Copy every one of the rows below word for word, but leave out the pictures.

---------- Input data ----------

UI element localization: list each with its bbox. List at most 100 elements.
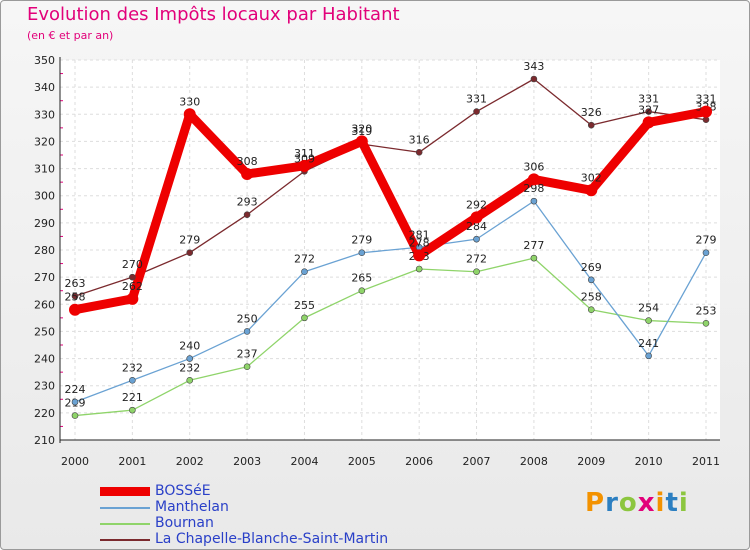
data-point: [301, 314, 308, 322]
data-point: [530, 75, 538, 83]
data-label: 224: [65, 383, 86, 396]
data-label: 316: [409, 133, 430, 146]
data-label: 298: [523, 182, 544, 195]
series-line: [70, 107, 711, 315]
logo-letter: t: [665, 488, 679, 518]
data-point: [129, 406, 136, 414]
legend-label-manthelan: Manthelan: [155, 499, 229, 515]
series-line: [74, 200, 707, 403]
y-tick-label: 300: [34, 190, 55, 203]
y-tick-label: 240: [34, 353, 55, 366]
legend-label-bournan: Bournan: [155, 515, 214, 531]
data-label: 326: [581, 106, 602, 119]
data-label: 319: [351, 125, 372, 138]
data-point: [642, 116, 655, 129]
data-label: 331: [696, 93, 717, 106]
legend-item-bournan[interactable]: Bournan: [100, 515, 420, 532]
data-label: 311: [294, 147, 315, 160]
data-point: [71, 398, 79, 406]
data-label: 253: [696, 304, 717, 317]
legend-label-la-chapelle: La Chapelle-Blanche-Saint-Martin: [155, 531, 389, 547]
data-point: [298, 159, 311, 172]
data-point: [530, 197, 538, 205]
data-point: [587, 276, 595, 284]
data-point: [126, 292, 139, 305]
data-point: [702, 116, 710, 124]
proxiti-logo: Proxiti: [585, 488, 689, 518]
data-label: 277: [523, 239, 544, 252]
data-label: 279: [696, 234, 717, 247]
logo-letter: i: [678, 488, 689, 518]
data-point: [71, 292, 79, 300]
data-point: [473, 235, 480, 243]
data-point: [186, 249, 194, 257]
data-point: [358, 287, 366, 295]
page-title: Evolution des Impôts locaux par Habitant: [27, 4, 400, 25]
data-label: 309: [294, 152, 315, 165]
data-label: 241: [638, 337, 659, 350]
legend-item-manthelan[interactable]: Manthelan: [100, 499, 420, 516]
legend-item-la-chapelle[interactable]: La Chapelle-Blanche-Saint-Martin: [100, 531, 420, 548]
y-tick-label: 250: [34, 325, 55, 338]
y-tick-label: 210: [34, 434, 55, 447]
data-label: 258: [65, 291, 86, 304]
data-point: [243, 328, 251, 335]
data-label: 331: [638, 93, 659, 106]
logo-letter: x: [637, 488, 656, 518]
data-label: 284: [466, 220, 487, 233]
data-point: [355, 135, 368, 148]
data-point: [71, 412, 79, 419]
x-tick-label: 2005: [348, 455, 376, 468]
data-point: [129, 273, 136, 281]
data-point: [702, 249, 710, 257]
data-point: [527, 173, 540, 186]
x-tick-label: 2004: [290, 455, 318, 468]
data-label: 265: [351, 272, 372, 285]
x-tick-label: 2006: [405, 455, 433, 468]
logo-letter: P: [585, 488, 606, 518]
x-tick-label: 2001: [118, 455, 146, 468]
data-point: [301, 268, 308, 276]
legend-item-bossee[interactable]: BOSSéE: [100, 483, 420, 500]
data-point: [243, 363, 251, 371]
x-tick-label: 2010: [635, 455, 663, 468]
data-point: [587, 121, 595, 129]
data-point: [587, 306, 595, 314]
data-point: [129, 376, 136, 384]
data-label: 331: [466, 93, 487, 106]
y-tick-label: 220: [34, 407, 55, 420]
y-tick-label: 350: [34, 54, 55, 67]
y-tick-label: 340: [34, 81, 55, 94]
logo-letter: r: [605, 488, 619, 518]
data-label: 254: [638, 302, 659, 315]
data-label: 263: [65, 277, 86, 290]
data-point: [415, 148, 423, 156]
data-label: 327: [638, 103, 659, 116]
x-tick-label: 2007: [463, 455, 491, 468]
data-label: 320: [351, 122, 372, 135]
logo-letter: i: [655, 488, 666, 518]
data-point: [358, 249, 366, 257]
data-point: [243, 211, 251, 219]
y-tick-label: 320: [34, 135, 55, 148]
data-label: 308: [237, 155, 258, 168]
x-tick-label: 2011: [692, 455, 720, 468]
logo-letter: o: [618, 488, 638, 518]
data-label: 237: [237, 348, 258, 361]
legend-swatch-bournan: [100, 523, 150, 525]
data-point: [702, 319, 710, 327]
y-tick-label: 230: [34, 380, 55, 393]
y-tick-label: 310: [34, 163, 55, 176]
data-point: [700, 105, 712, 118]
y-tick-label: 330: [34, 108, 55, 121]
data-point: [473, 108, 480, 115]
data-point: [470, 211, 483, 224]
legend-swatch-la-chapelle: [100, 539, 150, 541]
legend-swatch-bossee: [100, 487, 150, 496]
data-label: 232: [179, 361, 200, 374]
x-tick-label: 2000: [61, 455, 89, 468]
data-label: 279: [179, 234, 200, 247]
series-line: [74, 257, 707, 417]
data-point: [69, 303, 81, 316]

----------

◆ Written answer
UI element localization: list each with its bbox. List at most 100 elements.
data-point: [301, 314, 308, 322]
data-point: [530, 75, 538, 83]
data-label: 224: [65, 383, 86, 396]
data-label: 316: [409, 133, 430, 146]
data-label: 298: [523, 182, 544, 195]
series-line: [70, 107, 711, 315]
logo-letter: t: [665, 488, 679, 518]
data-point: [129, 406, 136, 414]
legend-label-manthelan: Manthelan: [155, 499, 229, 515]
series-line: [74, 200, 707, 403]
y-tick-label: 300: [34, 190, 55, 203]
y-tick-label: 240: [34, 353, 55, 366]
legend-label-bournan: Bournan: [155, 515, 214, 531]
data-label: 326: [581, 106, 602, 119]
data-label: 319: [351, 125, 372, 138]
data-point: [642, 116, 655, 129]
data-label: 331: [696, 93, 717, 106]
legend-item-bournan[interactable]: Bournan: [100, 515, 420, 532]
data-label: 311: [294, 147, 315, 160]
data-point: [71, 398, 79, 406]
data-label: 253: [696, 304, 717, 317]
legend-label-la-chapelle: La Chapelle-Blanche-Saint-Martin: [155, 531, 389, 547]
data-point: [298, 159, 311, 172]
data-point: [530, 197, 538, 205]
data-point: [587, 276, 595, 284]
data-point: [126, 292, 139, 305]
data-point: [702, 116, 710, 124]
proxiti-logo: Proxiti: [585, 488, 689, 518]
data-label: 277: [523, 239, 544, 252]
data-label: 279: [696, 234, 717, 247]
logo-letter: i: [678, 488, 689, 518]
data-point: [71, 292, 79, 300]
data-point: [473, 235, 480, 243]
data-point: [186, 249, 194, 257]
data-point: [358, 287, 366, 295]
page-title: Evolution des Impôts locaux par Habitant: [27, 4, 400, 25]
data-label: 309: [294, 152, 315, 165]
data-label: 241: [638, 337, 659, 350]
legend-item-manthelan[interactable]: Manthelan: [100, 499, 420, 516]
legend-item-la-chapelle[interactable]: La Chapelle-Blanche-Saint-Martin: [100, 531, 420, 548]
y-tick-label: 250: [34, 325, 55, 338]
y-tick-label: 210: [34, 434, 55, 447]
data-label: 258: [65, 291, 86, 304]
data-point: [243, 328, 251, 335]
data-label: 331: [638, 93, 659, 106]
logo-letter: x: [637, 488, 656, 518]
data-label: 284: [466, 220, 487, 233]
data-point: [355, 135, 368, 148]
data-point: [71, 412, 79, 419]
x-tick-label: 2005: [348, 455, 376, 468]
data-point: [129, 273, 136, 281]
data-point: [702, 249, 710, 257]
data-point: [527, 173, 540, 186]
x-tick-label: 2004: [290, 455, 318, 468]
data-label: 265: [351, 272, 372, 285]
x-tick-label: 2006: [405, 455, 433, 468]
logo-letter: P: [585, 488, 606, 518]
x-tick-label: 2001: [118, 455, 146, 468]
data-point: [301, 268, 308, 276]
legend-item-bossee[interactable]: BOSSéE: [100, 483, 420, 500]
data-point: [243, 363, 251, 371]
x-tick-label: 2010: [635, 455, 663, 468]
data-point: [587, 121, 595, 129]
data-point: [587, 306, 595, 314]
data-point: [129, 376, 136, 384]
data-label: 331: [466, 93, 487, 106]
y-tick-label: 220: [34, 407, 55, 420]
y-tick-label: 350: [34, 54, 55, 67]
y-tick-label: 340: [34, 81, 55, 94]
logo-letter: r: [605, 488, 619, 518]
data-label: 254: [638, 302, 659, 315]
data-label: 263: [65, 277, 86, 290]
data-point: [415, 148, 423, 156]
data-label: 327: [638, 103, 659, 116]
x-tick-label: 2007: [463, 455, 491, 468]
data-label: 320: [351, 122, 372, 135]
logo-letter: i: [655, 488, 666, 518]
data-point: [358, 249, 366, 257]
data-point: [243, 211, 251, 219]
y-tick-label: 320: [34, 135, 55, 148]
data-label: 308: [237, 155, 258, 168]
x-tick-label: 2011: [692, 455, 720, 468]
logo-letter: o: [618, 488, 638, 518]
data-label: 237: [237, 348, 258, 361]
legend-swatch-bournan: [100, 523, 150, 525]
data-point: [702, 319, 710, 327]
y-tick-label: 230: [34, 380, 55, 393]
y-tick-label: 310: [34, 163, 55, 176]
data-point: [700, 105, 712, 118]
y-tick-label: 330: [34, 108, 55, 121]
data-point: [473, 108, 480, 115]
data-point: [470, 211, 483, 224]
legend-swatch-la-chapelle: [100, 539, 150, 541]
legend-swatch-bossee: [100, 487, 150, 496]
data-label: 232: [179, 361, 200, 374]
x-tick-label: 2000: [61, 455, 89, 468]
data-label: 279: [179, 234, 200, 247]
series-line: [74, 257, 707, 417]
data-point: [69, 303, 81, 316]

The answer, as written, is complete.